#### WHAT IS BEING ASKED
Pull out each line of the data that includes the word "Empresa".

········

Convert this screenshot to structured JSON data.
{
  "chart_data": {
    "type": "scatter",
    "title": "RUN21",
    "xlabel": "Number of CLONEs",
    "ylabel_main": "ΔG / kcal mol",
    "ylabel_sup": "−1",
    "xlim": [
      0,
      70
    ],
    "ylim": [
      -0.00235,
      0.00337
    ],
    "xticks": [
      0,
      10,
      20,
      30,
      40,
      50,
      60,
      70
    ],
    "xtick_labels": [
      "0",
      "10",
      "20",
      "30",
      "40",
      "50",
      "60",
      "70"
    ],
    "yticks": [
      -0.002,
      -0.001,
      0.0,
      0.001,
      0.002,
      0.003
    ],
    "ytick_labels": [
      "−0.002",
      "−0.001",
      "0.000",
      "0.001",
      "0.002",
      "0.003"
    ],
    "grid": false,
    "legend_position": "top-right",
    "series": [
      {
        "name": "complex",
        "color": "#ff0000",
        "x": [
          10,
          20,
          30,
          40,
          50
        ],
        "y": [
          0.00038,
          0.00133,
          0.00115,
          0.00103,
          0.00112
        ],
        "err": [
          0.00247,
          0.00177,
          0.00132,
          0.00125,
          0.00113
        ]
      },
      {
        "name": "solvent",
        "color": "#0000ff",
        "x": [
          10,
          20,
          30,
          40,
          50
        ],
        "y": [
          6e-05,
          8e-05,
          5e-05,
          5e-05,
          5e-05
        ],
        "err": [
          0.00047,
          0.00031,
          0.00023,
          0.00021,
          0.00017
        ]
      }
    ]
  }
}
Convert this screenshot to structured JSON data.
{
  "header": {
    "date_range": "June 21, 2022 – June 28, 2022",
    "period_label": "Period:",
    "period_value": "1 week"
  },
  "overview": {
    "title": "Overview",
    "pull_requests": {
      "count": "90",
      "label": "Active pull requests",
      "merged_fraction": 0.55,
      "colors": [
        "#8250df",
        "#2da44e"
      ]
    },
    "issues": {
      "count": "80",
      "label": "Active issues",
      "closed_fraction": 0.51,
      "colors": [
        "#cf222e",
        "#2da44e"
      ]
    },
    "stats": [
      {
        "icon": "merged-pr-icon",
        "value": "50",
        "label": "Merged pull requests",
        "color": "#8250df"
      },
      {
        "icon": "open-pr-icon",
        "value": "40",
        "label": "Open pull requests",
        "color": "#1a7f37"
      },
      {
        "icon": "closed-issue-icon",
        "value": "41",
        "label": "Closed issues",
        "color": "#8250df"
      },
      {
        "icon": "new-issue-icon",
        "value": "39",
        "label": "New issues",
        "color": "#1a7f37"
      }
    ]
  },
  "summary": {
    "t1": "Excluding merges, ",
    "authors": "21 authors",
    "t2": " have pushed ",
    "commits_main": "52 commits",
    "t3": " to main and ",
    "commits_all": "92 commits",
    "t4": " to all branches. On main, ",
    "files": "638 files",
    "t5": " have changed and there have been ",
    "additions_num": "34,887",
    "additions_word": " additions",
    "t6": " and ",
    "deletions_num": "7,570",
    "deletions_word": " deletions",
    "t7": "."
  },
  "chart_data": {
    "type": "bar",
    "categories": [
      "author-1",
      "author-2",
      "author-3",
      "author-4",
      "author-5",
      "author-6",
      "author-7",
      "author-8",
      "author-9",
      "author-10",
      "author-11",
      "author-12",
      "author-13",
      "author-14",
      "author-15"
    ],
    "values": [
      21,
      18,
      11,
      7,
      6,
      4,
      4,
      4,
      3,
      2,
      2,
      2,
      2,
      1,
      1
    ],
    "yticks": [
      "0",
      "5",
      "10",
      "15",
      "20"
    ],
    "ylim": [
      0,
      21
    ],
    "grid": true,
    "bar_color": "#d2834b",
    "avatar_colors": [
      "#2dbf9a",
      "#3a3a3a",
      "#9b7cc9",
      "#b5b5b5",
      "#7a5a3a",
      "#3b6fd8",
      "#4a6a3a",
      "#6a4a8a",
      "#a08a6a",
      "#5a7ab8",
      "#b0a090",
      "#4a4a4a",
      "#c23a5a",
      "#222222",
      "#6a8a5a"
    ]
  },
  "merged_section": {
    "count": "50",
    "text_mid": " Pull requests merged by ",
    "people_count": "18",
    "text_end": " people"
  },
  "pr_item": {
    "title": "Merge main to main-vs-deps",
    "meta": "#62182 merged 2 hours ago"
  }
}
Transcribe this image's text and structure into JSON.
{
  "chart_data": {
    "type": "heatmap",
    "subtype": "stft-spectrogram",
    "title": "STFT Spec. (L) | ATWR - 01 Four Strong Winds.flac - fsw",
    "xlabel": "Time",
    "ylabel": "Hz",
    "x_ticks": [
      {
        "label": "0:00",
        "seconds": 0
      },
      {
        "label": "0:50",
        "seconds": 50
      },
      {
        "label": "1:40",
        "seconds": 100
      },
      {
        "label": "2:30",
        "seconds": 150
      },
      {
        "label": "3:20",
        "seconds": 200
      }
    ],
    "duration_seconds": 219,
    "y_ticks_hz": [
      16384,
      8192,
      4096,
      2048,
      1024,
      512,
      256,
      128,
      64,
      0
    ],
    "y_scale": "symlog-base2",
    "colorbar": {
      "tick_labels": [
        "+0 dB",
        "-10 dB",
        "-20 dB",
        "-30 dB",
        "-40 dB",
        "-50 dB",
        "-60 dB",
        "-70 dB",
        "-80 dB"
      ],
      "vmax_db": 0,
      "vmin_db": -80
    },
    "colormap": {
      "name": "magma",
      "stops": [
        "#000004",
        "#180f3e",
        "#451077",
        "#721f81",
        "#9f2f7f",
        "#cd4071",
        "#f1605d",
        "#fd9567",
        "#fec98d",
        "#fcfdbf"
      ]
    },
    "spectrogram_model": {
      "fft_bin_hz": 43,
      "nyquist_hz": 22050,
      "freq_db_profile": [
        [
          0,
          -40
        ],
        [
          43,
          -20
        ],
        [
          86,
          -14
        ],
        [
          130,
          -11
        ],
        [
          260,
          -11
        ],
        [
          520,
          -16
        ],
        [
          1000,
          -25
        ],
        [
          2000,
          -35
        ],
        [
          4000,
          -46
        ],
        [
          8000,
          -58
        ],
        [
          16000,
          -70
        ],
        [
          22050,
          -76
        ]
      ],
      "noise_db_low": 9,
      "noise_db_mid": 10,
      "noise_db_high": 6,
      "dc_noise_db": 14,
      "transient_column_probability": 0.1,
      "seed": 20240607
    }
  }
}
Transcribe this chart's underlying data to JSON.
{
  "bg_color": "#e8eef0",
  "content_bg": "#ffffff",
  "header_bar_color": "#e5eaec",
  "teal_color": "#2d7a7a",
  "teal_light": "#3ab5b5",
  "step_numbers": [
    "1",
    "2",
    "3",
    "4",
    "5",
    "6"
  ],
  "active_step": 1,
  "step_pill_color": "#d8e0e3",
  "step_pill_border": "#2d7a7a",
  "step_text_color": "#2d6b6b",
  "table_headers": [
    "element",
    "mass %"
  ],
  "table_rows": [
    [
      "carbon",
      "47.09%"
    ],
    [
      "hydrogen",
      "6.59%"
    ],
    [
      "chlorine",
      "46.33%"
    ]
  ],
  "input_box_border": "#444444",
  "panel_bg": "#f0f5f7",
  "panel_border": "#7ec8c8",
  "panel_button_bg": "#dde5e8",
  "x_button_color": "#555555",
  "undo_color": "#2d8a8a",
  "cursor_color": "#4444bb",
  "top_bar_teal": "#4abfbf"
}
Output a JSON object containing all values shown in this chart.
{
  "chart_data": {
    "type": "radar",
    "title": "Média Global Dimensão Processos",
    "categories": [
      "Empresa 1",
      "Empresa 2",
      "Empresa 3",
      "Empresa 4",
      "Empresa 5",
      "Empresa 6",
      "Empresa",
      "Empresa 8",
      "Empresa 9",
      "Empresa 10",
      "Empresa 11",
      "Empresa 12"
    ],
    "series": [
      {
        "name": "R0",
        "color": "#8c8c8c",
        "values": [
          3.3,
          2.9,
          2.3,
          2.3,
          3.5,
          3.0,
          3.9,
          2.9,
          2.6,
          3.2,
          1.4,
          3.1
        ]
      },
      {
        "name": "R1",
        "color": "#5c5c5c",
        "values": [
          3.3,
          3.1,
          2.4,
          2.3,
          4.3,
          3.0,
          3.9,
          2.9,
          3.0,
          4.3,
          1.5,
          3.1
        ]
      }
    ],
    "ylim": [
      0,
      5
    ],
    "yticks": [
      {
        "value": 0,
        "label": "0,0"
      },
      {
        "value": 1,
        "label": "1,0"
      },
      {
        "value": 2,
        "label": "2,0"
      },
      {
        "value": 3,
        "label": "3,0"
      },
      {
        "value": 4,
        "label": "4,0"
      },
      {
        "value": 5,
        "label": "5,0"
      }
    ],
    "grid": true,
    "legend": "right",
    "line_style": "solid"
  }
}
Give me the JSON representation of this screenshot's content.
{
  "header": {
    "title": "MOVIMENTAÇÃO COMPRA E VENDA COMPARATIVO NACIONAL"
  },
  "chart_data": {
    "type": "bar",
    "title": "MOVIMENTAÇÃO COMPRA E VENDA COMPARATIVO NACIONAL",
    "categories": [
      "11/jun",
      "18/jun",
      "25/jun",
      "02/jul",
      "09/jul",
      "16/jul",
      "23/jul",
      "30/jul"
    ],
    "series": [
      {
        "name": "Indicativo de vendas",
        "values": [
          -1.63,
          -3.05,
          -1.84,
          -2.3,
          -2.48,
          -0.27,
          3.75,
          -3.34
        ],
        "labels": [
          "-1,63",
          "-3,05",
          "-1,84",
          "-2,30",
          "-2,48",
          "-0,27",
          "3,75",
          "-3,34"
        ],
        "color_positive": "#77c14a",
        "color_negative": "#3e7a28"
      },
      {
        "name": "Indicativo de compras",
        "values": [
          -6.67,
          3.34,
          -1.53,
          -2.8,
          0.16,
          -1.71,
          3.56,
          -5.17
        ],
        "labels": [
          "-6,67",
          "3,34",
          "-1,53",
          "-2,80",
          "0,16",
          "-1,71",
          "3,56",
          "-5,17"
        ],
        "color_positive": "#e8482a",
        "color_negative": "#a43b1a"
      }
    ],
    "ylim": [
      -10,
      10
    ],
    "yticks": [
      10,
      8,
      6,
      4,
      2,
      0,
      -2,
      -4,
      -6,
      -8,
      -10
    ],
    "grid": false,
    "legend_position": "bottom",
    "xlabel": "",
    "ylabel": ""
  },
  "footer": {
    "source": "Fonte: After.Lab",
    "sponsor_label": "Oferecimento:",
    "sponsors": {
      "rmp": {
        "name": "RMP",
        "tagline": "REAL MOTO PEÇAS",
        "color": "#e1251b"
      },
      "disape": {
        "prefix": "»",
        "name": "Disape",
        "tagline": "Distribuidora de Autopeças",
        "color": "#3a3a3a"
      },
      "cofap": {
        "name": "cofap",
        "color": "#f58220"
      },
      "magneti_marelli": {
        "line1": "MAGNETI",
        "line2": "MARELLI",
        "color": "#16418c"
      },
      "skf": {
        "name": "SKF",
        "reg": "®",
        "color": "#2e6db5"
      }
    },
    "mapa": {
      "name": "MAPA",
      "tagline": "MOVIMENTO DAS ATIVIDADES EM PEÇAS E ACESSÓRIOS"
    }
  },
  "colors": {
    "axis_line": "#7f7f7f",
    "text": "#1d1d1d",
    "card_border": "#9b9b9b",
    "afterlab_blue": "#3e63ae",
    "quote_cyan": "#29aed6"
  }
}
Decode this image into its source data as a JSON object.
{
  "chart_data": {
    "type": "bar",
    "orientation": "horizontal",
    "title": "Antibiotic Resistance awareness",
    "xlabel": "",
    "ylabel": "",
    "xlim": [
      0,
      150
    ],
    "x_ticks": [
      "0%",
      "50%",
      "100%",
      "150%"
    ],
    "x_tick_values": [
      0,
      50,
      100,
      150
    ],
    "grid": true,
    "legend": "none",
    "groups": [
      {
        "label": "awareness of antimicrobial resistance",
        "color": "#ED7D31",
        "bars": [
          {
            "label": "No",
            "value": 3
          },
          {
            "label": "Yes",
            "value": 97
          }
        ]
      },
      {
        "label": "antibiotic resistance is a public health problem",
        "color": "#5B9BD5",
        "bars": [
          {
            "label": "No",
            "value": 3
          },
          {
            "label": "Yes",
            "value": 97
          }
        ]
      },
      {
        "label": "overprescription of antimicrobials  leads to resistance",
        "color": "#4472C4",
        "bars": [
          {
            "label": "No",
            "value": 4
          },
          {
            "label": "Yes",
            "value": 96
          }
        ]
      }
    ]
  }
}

········

#### OUTPUT OF THE EXERCISE
      "Empresa 1",
      "Empresa 2",
      "Empresa 3",
      "Empresa 4",
      "Empresa 5",
      "Empresa 6",
      "Empresa",
      "Empresa 8",
      "Empresa 9",
      "Empresa 10",
      "Empresa 11",
      "Empresa 12"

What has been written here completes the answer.